Your task: Reproduce the data below in full and exclude every picture.

---

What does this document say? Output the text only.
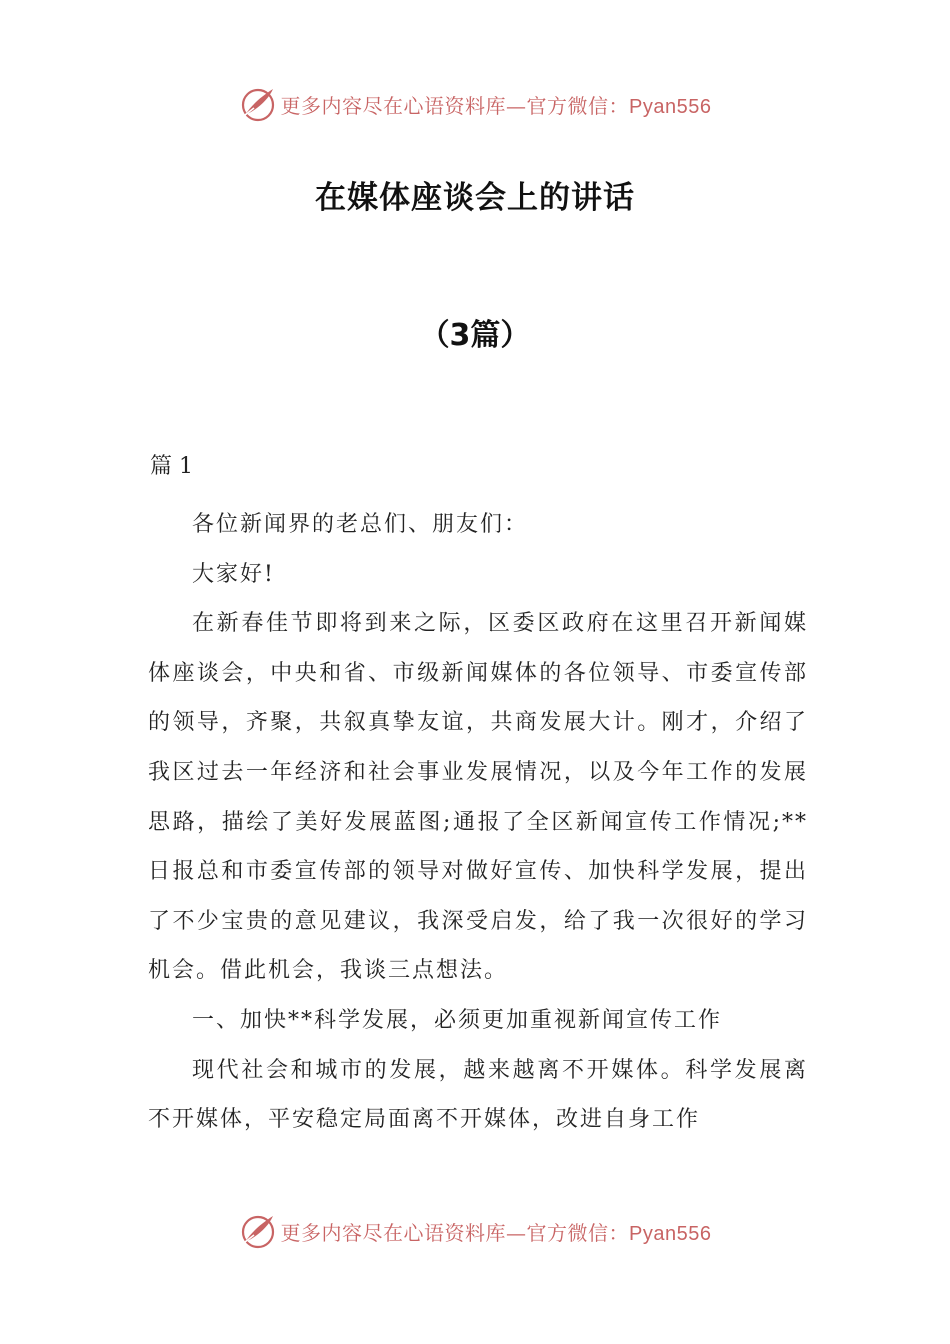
更多内容尽在心语资料库—官方微信：Pyan556
在媒体座谈会上的讲话
（3篇）

篇 1

各位新闻界的老总们、朋友们：

大家好!

在新春佳节即将到来之际，区委区政府在这里召开新闻媒体座谈会，中央和省、市级新闻媒体的各位领导、市委宣传部的领导，齐聚，共叙真挚友谊，共商发展大计。刚才，介绍了我区过去一年经济和社会事业发展情况，以及今年工作的发展思路，描绘了美好发展蓝图;通报了全区新闻宣传工作情况;**日报总和市委宣传部的领导对做好宣传、加快科学发展，提出了不少宝贵的意见建议，我深受启发，给了我一次很好的学习机会。借此机会，我谈三点想法。

一、加快**科学发展，必须更加重视新闻宣传工作

现代社会和城市的发展，越来越离不开媒体。科学发展离不开媒体，平安稳定局面离不开媒体，改进自身工作

更多内容尽在心语资料库—官方微信：Pyan556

---

Reply:
What does this document say? Output the text only.
更多内容尽在心语资料库—官方微信：Pyan556
在媒体座谈会上的讲话
（3篇）

篇 1

各位新闻界的老总们、朋友们：

大家好!

在新春佳节即将到来之际，区委区政府在这里召开新闻媒体座谈会，中央和省、市级新闻媒体的各位领导、市委宣传部的领导，齐聚，共叙真挚友谊，共商发展大计。刚才，介绍了我区过去一年经济和社会事业发展情况，以及今年工作的发展思路，描绘了美好发展蓝图;通报了全区新闻宣传工作情况;**日报总和市委宣传部的领导对做好宣传、加快科学发展，提出了不少宝贵的意见建议，我深受启发，给了我一次很好的学习机会。借此机会，我谈三点想法。

一、加快**科学发展，必须更加重视新闻宣传工作

现代社会和城市的发展，越来越离不开媒体。科学发展离不开媒体，平安稳定局面离不开媒体，改进自身工作

更多内容尽在心语资料库—官方微信：Pyan556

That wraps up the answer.